## WORK REQUIRED
Filter the entries below, keeping every line that has the word "variation".

## TASK MATERIAL
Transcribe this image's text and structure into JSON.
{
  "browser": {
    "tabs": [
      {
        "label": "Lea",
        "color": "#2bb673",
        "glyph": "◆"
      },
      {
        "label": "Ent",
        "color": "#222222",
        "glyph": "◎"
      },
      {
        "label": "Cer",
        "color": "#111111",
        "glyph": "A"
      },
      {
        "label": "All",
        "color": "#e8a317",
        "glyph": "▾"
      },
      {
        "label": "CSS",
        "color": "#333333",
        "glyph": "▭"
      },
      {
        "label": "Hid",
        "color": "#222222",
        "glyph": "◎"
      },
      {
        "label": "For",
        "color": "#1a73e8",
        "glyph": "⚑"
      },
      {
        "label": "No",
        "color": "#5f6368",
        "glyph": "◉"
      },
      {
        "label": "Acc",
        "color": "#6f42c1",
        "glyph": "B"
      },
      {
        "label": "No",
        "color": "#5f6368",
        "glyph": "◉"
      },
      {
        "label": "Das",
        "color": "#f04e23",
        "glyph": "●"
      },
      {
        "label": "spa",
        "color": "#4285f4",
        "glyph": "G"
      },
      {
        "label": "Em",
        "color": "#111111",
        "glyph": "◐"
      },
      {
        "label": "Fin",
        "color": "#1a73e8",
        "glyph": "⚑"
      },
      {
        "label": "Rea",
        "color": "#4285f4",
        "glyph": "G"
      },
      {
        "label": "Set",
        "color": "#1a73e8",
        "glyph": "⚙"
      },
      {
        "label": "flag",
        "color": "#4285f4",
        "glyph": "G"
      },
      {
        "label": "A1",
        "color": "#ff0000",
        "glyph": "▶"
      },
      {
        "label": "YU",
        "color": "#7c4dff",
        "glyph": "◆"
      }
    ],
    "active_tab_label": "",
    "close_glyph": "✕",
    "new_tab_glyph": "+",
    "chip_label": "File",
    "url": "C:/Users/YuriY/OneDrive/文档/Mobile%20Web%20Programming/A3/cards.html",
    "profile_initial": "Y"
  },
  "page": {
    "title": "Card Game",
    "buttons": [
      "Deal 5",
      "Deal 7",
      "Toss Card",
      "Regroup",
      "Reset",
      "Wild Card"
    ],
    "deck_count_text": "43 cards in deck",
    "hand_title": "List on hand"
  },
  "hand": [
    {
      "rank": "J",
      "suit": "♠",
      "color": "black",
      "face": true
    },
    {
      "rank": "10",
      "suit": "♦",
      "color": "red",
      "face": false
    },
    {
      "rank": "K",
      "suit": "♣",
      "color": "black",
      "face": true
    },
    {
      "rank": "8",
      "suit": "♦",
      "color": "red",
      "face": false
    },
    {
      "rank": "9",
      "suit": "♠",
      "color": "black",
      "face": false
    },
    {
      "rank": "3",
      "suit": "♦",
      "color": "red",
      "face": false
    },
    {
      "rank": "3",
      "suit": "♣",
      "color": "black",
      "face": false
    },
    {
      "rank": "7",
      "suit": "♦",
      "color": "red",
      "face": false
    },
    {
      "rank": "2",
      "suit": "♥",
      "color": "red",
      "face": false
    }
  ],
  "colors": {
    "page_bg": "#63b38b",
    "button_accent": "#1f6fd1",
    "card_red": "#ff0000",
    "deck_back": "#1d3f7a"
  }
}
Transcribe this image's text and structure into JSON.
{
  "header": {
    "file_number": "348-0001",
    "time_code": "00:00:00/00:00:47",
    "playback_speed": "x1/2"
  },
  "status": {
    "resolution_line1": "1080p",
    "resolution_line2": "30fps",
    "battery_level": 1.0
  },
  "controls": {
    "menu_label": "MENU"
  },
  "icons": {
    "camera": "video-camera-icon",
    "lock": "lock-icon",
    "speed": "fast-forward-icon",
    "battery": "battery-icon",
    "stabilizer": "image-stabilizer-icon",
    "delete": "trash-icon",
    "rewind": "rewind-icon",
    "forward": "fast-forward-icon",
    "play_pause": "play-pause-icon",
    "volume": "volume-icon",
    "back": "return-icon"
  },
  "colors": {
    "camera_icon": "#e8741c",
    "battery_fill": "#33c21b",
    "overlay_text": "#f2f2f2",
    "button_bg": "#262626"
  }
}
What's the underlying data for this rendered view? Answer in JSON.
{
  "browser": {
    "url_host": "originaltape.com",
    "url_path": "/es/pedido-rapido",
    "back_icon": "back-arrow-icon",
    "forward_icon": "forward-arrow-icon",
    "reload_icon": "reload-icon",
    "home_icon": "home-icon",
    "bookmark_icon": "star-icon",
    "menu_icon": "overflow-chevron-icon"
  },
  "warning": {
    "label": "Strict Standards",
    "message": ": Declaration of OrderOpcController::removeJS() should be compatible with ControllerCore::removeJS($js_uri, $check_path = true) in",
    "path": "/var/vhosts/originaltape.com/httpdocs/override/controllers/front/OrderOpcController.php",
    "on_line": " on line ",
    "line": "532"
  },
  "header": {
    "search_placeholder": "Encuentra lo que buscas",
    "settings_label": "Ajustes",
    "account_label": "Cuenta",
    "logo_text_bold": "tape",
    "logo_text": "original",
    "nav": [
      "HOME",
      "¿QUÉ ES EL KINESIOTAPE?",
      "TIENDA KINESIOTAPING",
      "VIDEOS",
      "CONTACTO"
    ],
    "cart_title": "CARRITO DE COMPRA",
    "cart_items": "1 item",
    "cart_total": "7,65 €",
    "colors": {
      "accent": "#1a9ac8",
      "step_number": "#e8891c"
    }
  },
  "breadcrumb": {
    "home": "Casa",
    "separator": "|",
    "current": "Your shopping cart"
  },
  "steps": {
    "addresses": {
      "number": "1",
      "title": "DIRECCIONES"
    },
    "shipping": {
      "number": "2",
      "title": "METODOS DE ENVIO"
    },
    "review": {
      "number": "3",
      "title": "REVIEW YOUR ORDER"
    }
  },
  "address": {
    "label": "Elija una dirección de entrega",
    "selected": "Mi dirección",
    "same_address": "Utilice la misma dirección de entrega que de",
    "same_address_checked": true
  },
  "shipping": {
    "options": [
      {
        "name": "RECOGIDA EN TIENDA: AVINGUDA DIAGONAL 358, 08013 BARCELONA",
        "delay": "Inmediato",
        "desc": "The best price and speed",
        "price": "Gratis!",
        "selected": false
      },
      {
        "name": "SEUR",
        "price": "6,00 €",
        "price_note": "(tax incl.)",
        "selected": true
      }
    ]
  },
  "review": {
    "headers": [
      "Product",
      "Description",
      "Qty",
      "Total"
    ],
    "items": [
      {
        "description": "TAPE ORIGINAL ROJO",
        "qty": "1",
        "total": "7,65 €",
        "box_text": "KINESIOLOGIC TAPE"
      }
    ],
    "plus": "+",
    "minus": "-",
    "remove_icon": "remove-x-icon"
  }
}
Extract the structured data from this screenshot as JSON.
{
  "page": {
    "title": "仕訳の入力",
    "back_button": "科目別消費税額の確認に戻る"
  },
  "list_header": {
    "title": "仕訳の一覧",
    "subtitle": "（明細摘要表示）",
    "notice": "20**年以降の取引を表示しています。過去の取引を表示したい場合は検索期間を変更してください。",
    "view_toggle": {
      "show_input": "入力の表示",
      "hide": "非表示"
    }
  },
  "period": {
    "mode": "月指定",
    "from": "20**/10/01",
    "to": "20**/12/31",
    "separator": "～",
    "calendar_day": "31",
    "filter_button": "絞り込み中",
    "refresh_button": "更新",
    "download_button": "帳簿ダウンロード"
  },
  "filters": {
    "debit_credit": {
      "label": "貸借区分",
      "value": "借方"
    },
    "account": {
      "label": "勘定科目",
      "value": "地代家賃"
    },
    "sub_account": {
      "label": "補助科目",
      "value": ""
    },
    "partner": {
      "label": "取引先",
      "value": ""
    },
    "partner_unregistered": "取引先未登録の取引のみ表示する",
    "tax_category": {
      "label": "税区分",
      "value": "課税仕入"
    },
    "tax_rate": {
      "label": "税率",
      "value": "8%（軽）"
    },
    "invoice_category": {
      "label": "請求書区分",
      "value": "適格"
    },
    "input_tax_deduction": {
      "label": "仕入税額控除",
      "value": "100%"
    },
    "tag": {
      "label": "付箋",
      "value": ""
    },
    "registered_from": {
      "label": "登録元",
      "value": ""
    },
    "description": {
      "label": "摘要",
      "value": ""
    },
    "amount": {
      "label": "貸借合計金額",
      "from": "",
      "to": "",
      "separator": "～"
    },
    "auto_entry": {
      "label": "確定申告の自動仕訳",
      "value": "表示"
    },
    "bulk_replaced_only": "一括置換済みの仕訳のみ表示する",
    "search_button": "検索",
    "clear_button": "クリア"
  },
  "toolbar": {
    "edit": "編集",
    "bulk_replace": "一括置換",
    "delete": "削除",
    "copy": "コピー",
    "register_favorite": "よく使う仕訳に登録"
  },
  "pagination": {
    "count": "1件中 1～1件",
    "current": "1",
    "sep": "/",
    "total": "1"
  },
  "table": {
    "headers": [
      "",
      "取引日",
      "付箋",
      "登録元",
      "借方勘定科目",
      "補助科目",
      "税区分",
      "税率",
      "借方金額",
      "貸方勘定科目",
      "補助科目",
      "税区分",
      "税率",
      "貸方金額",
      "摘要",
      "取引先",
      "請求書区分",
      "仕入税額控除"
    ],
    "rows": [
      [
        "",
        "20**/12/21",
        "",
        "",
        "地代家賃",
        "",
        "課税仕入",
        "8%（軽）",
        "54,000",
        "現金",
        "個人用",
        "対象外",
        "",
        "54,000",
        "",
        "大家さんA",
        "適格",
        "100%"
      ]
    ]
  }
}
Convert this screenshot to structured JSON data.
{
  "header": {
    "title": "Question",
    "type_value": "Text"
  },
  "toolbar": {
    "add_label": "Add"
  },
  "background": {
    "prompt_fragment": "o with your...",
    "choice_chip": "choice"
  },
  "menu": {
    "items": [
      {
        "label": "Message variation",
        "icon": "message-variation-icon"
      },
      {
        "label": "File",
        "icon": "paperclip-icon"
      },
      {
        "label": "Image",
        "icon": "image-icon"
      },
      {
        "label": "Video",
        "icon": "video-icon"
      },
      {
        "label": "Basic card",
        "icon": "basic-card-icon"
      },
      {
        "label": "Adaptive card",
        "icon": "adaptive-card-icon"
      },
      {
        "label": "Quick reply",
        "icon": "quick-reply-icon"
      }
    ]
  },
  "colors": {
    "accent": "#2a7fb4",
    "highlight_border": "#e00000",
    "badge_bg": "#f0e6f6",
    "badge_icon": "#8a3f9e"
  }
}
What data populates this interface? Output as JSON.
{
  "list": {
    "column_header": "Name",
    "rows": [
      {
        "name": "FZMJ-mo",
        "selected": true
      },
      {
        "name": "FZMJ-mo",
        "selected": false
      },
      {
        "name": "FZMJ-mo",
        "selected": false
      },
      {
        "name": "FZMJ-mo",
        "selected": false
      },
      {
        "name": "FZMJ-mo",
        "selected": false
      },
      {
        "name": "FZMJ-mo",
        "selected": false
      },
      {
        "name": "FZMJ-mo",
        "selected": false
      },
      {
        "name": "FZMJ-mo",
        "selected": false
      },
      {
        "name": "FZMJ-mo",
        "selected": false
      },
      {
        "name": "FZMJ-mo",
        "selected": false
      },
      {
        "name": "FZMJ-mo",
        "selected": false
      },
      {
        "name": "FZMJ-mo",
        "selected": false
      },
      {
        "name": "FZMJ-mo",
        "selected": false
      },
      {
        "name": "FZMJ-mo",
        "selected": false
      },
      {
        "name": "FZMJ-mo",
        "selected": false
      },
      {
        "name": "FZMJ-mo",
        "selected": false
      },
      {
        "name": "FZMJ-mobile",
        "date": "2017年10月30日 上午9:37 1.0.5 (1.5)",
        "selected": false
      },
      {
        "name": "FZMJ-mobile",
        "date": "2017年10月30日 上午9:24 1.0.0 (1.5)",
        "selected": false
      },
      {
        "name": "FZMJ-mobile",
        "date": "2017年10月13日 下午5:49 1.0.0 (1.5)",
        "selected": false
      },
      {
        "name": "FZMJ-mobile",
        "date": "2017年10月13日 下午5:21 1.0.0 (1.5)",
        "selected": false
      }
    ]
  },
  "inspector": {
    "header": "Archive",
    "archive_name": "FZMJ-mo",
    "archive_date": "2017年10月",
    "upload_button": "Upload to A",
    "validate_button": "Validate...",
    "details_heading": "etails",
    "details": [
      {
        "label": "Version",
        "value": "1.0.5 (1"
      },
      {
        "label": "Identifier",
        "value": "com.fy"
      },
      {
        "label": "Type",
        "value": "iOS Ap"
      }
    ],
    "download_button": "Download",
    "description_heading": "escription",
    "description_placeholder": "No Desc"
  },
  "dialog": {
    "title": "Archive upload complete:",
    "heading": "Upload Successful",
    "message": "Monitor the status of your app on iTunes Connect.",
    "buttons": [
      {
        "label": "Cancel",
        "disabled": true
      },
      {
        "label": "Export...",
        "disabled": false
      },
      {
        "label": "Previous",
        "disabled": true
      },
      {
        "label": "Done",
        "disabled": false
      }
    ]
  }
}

## THE OUTPUT
        "label": "Message variation",
        "icon": "message-variation-icon"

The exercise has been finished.